(THE TASKS)
A - From the Indo Count Industries post below, copy the passage from "Indo Count Industries" to "opportunity for long-term." word for word.
B - Carry on the Indo Count Industries post below, picking up right after its last sentence.

Indo Count Industries ~ Global Home Textiles Bedding Segment Leader

As per the Q1 FY18 investor presentation,

“Credit Rating Agency ICRA, in its letter dated 10th August 2017 has reaffirmed the Long-term rating of
ICRA AA- (pronounced ICRA double A minus) and the Short-term rating of ICRA A1+ (pronounced ICRA A
one plus). The Outlook on the long-term rating has been revised to Positive from Stable.”

http://www.indocount.com/images/investor/Investor-Presentation-Q1FY18_170816_045054.pdf

I am not sure what is the exact reason for so much beating but I feel it could be good investment opportunity for long-term.

(INFORMATION SUPPLIED)
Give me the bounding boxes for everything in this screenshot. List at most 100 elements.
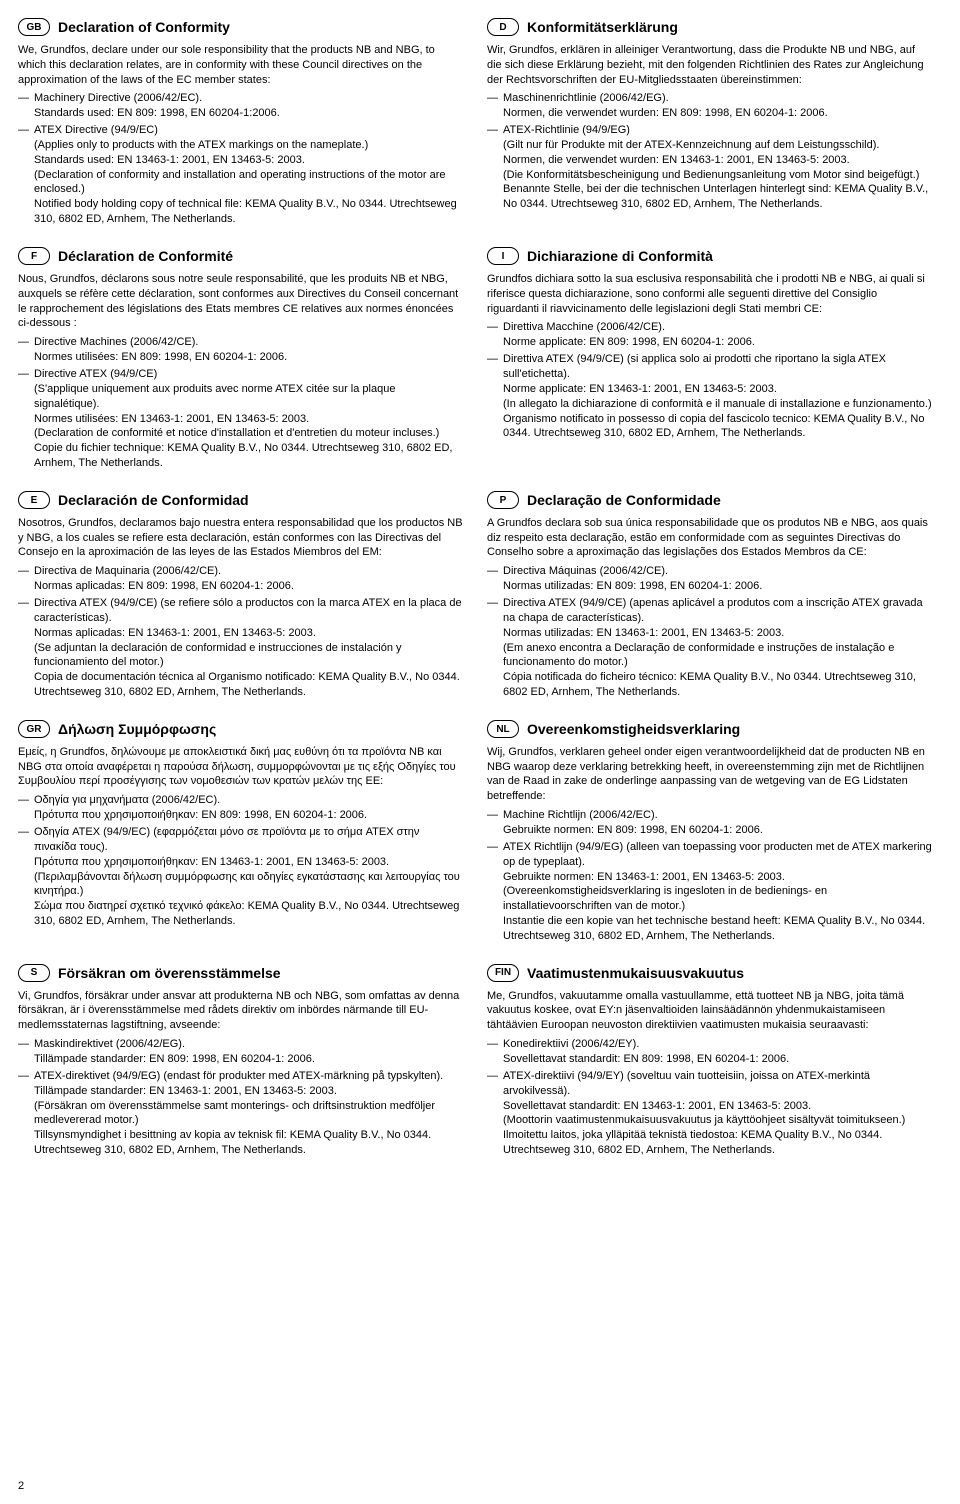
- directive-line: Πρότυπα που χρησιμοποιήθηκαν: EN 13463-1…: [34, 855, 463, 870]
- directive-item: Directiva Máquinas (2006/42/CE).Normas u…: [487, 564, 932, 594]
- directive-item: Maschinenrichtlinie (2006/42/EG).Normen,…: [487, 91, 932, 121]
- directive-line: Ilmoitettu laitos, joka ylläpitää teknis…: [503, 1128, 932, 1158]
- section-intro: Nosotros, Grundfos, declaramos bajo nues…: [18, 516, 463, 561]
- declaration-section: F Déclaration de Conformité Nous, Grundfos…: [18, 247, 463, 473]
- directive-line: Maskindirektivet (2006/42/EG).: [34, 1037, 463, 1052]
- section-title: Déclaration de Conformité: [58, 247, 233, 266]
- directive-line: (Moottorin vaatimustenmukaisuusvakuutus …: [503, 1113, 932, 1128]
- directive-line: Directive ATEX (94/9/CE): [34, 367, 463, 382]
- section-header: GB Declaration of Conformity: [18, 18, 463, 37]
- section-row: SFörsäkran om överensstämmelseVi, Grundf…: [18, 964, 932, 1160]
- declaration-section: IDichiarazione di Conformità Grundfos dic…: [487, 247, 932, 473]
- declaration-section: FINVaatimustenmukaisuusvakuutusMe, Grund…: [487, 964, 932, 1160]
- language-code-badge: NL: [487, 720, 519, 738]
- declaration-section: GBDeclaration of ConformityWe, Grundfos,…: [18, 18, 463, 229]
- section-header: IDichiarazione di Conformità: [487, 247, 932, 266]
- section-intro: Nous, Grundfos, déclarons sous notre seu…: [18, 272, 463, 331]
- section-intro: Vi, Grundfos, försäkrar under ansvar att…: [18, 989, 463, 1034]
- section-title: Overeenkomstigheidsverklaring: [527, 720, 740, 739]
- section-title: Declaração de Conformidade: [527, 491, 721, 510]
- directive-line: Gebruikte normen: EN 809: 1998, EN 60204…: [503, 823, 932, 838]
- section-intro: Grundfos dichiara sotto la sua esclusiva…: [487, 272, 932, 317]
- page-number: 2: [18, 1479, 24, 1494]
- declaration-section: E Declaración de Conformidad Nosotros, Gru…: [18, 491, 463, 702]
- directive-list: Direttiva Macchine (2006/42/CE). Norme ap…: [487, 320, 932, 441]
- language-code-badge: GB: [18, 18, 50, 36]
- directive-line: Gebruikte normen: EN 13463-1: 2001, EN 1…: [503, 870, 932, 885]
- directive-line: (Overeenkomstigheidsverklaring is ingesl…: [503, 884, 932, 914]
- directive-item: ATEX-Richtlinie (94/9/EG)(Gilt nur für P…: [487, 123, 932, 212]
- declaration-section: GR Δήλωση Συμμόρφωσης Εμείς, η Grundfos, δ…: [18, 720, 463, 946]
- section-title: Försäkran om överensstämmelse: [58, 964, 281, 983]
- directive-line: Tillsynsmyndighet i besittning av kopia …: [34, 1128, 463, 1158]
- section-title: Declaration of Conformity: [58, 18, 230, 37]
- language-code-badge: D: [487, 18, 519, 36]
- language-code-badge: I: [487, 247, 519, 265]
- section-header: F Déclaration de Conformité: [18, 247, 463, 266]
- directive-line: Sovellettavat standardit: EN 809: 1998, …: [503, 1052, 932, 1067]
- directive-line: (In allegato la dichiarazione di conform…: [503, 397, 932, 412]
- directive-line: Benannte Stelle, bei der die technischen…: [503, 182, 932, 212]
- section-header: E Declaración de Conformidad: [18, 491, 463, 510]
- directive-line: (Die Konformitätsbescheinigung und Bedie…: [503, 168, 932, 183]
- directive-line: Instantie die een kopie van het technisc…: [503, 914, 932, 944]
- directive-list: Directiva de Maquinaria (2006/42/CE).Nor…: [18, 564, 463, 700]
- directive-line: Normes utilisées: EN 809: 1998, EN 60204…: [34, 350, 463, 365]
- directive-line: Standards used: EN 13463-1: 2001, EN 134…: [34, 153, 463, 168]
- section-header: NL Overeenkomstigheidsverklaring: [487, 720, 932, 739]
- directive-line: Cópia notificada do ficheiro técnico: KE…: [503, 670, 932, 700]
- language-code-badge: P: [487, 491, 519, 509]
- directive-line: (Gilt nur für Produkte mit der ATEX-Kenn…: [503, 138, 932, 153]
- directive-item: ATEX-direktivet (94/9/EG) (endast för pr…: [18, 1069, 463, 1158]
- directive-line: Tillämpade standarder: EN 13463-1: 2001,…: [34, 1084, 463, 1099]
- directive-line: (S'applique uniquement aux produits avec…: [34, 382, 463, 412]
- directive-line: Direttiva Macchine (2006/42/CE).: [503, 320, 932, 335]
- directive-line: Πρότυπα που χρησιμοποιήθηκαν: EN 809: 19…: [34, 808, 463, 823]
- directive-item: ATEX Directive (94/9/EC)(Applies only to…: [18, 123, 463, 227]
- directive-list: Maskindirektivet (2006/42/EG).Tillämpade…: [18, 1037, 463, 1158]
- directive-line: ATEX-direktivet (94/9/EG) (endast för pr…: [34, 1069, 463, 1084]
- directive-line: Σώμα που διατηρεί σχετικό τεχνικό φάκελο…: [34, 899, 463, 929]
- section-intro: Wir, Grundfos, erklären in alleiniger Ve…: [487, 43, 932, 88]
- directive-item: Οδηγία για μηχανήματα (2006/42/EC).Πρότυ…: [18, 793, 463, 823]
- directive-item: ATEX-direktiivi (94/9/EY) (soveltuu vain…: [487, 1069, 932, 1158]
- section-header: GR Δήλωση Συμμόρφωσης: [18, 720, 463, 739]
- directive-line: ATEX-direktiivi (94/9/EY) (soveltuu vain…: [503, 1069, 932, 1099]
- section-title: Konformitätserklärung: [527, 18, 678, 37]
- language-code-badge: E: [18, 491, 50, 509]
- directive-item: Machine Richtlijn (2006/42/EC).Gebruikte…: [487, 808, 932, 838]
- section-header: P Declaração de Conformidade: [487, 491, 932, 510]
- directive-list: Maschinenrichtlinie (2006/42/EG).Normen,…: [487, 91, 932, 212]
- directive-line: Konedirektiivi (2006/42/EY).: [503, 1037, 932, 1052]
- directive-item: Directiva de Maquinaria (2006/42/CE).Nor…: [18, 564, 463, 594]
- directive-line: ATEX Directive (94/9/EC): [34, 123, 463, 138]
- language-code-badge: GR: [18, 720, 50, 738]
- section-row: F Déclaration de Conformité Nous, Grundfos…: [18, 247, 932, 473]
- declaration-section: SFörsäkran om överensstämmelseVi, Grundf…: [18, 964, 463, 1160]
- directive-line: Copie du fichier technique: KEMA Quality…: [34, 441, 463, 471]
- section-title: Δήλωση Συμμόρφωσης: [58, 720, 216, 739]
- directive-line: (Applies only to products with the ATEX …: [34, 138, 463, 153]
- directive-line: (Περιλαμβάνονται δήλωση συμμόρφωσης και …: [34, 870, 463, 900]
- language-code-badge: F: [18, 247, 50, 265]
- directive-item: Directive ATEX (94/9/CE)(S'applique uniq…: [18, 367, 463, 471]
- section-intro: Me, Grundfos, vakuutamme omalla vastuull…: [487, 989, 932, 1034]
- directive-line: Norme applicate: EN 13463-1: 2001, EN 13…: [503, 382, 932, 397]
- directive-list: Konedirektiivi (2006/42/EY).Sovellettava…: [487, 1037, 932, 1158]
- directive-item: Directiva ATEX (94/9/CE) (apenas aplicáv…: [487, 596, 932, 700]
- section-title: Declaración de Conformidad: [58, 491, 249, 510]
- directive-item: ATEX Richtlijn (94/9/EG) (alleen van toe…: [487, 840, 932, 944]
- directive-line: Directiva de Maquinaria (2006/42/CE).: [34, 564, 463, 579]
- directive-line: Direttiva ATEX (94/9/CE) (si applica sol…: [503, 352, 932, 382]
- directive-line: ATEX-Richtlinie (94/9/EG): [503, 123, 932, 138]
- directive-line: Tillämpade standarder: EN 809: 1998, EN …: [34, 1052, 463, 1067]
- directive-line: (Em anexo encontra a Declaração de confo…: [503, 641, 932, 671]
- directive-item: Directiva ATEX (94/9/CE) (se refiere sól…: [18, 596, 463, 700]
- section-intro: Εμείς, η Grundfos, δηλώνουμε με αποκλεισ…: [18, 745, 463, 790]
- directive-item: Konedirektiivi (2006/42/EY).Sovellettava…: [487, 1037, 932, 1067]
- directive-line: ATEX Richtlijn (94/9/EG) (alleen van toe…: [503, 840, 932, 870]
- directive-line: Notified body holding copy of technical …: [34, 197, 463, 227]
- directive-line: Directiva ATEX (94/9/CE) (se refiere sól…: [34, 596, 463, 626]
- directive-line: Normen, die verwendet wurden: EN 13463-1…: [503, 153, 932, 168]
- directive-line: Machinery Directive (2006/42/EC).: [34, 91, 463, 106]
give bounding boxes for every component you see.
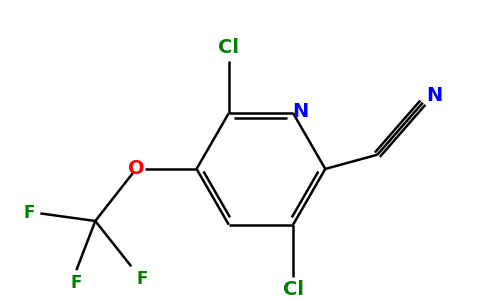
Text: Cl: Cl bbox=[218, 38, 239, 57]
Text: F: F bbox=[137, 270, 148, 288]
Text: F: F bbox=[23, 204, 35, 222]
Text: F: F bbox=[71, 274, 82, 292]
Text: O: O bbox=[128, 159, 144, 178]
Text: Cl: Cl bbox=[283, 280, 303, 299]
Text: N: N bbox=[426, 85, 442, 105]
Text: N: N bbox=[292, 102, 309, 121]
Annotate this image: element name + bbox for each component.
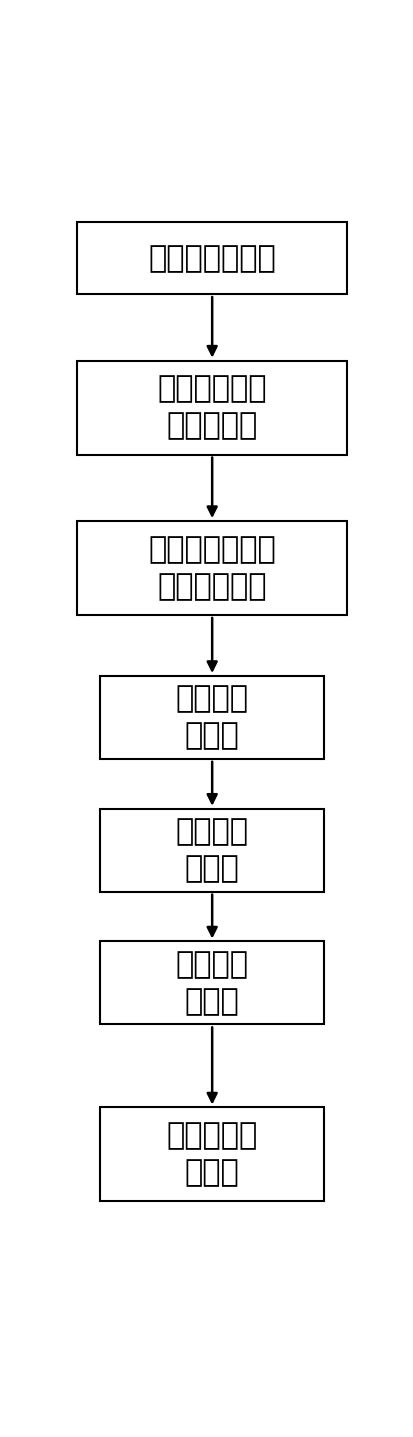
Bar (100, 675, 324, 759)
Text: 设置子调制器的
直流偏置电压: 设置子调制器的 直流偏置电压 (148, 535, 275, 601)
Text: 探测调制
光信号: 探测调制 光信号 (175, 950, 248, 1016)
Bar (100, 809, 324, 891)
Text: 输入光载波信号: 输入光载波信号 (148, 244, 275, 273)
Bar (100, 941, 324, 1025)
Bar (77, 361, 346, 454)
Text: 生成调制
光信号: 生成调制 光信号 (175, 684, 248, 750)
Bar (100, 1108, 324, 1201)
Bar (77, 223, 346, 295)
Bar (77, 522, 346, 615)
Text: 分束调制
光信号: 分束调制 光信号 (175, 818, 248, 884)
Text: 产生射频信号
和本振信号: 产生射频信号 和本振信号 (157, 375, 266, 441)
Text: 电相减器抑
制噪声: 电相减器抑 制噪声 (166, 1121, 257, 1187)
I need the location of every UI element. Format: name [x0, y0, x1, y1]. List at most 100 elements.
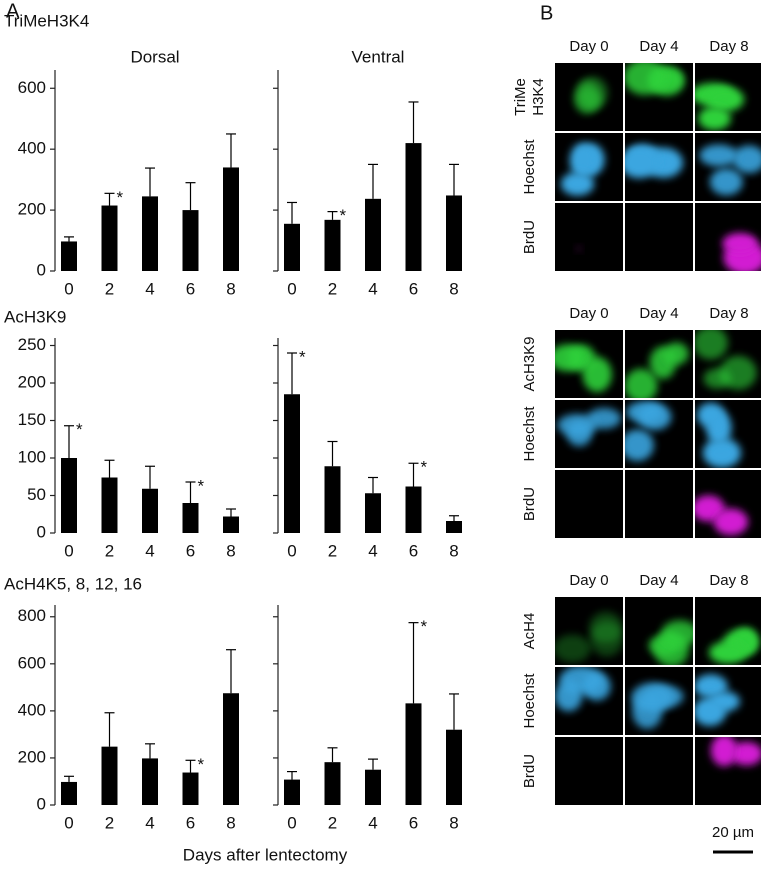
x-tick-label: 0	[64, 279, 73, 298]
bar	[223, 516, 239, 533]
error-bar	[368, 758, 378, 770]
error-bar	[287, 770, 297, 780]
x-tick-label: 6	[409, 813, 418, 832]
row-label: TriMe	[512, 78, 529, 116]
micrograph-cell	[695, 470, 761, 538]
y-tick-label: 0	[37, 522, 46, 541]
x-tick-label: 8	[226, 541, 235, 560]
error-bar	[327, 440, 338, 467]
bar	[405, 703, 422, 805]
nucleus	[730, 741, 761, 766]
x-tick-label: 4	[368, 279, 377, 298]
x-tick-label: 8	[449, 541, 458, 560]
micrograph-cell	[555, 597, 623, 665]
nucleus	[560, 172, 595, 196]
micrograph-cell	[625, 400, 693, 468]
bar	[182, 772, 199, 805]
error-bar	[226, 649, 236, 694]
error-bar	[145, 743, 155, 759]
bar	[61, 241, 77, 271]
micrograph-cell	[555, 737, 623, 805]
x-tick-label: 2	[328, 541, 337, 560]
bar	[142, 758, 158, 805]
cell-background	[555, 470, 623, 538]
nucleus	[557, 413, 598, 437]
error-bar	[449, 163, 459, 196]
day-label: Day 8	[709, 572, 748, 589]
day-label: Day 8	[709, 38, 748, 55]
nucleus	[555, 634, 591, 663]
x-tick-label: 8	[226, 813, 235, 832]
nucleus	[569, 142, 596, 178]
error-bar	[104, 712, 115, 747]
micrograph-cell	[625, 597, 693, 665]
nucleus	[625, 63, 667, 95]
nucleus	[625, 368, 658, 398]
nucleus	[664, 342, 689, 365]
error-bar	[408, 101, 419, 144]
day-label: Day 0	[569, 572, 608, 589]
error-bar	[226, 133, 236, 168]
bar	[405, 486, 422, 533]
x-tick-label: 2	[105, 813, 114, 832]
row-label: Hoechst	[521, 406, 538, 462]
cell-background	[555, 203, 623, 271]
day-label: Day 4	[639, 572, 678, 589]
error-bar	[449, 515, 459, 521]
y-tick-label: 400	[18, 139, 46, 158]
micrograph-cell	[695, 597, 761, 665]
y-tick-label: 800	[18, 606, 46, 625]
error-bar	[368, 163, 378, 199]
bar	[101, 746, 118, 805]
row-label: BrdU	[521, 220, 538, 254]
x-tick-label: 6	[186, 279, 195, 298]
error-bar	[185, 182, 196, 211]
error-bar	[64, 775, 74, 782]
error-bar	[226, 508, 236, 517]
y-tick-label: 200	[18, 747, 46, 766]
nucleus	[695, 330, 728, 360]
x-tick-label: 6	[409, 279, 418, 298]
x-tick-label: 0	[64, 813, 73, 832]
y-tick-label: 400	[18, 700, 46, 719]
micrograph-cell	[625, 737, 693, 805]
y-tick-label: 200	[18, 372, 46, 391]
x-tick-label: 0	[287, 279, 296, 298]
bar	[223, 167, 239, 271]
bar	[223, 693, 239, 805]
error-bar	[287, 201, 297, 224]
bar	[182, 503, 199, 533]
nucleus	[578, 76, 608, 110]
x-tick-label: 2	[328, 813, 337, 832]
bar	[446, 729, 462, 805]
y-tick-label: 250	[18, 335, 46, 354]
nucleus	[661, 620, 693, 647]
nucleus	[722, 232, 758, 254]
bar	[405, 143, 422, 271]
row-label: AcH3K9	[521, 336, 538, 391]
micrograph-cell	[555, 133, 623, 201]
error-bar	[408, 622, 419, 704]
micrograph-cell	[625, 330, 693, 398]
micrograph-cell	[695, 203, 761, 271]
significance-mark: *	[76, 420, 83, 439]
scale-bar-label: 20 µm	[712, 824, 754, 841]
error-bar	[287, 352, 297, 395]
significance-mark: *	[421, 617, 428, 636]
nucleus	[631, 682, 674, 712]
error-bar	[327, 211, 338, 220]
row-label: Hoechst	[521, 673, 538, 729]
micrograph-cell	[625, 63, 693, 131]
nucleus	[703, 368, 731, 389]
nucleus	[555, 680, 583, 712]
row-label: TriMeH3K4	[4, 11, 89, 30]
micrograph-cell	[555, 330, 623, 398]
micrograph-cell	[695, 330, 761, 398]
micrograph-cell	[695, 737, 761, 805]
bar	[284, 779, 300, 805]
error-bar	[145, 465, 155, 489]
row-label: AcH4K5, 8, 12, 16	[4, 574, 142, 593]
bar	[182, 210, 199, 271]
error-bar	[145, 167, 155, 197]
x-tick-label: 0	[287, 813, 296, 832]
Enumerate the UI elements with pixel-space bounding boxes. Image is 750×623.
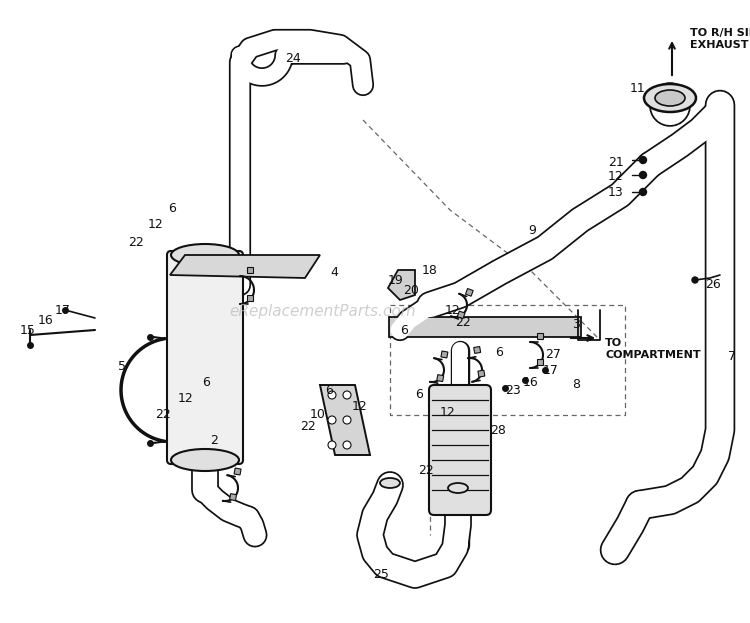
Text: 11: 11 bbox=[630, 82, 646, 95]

(WRITTEN RESPONSES)
A -
Indo Count Industries ~ Global Home Textiles Bedding Segment Leader

As per the Q1 FY18 investor presentation,

“Credit Rating Agency ICRA, in its letter dated 10th August 2017 has reaffirmed the Long-term rating of
ICRA AA- (pronounced ICRA double A minus) and the Short-term rating of ICRA A1+ (pronounced ICRA A
one plus). The Outlook on the long-term rating has been revised to Positive from Stable.”

http://www.indocount.com/images/investor/Investor-Presentation-Q1FY18_170816_045054.pdf

I am not sure what is the exact reason for so much beating but I feel it could be good investment opportunity for long-term.

B -
Experts - Please share your views if I am missing something very obvious

Disc - Invested

The company sees the following four as drivers of growth:

  1. Moving up the value chain with new products and own brand
  2. Entering new geographies to expand beyond the US
  3. Enhanced focus on existing institutional business
  4. Operating leverage created by the expanded capacity

In my view, lumpy growth can come in only when operating leverage kicks-in, which is unlikely before H2 FY19 or FY20 (demand growth for Indian textile/garment exporters has been slow over the past 12 months or so). All other drivers can offer incremental growth at best in the short to medium term since:

  1. moving from B2B to B2C, and establishing brand presence in the US is not very easy - it takes a lot of time (5 years or more) and investment
  2. expansion outside the US will also be slow since Indian exporters are challenged by the lack of FTA in the EU (as opposed to Pak, Bangladesh companies which have the FTA in place, and have a 4-5% cost advantage as a result). Other geographies (Middle East, Australia, etc) are small. On the Q1 call, the Welspun management indicated that while discussions are on-going for the EU FTA, but nothing concrete is on the horizon as yet.
  3. growth in institutional business is being challenged by the strengthening of the rupee, and Indian textile companies have lost business to Chinese competitors in past two quarters. This might reverse as and when the Dollar strengthens, but I have no views on if/when that might happen. The other challenge to institutional growth is that ICIL’s end-customers (large retailers) are being challenged by Amazon, so price hikes can be ruled-out in the near future (except those linked to RM movement). Online sales in this segment is very small right now.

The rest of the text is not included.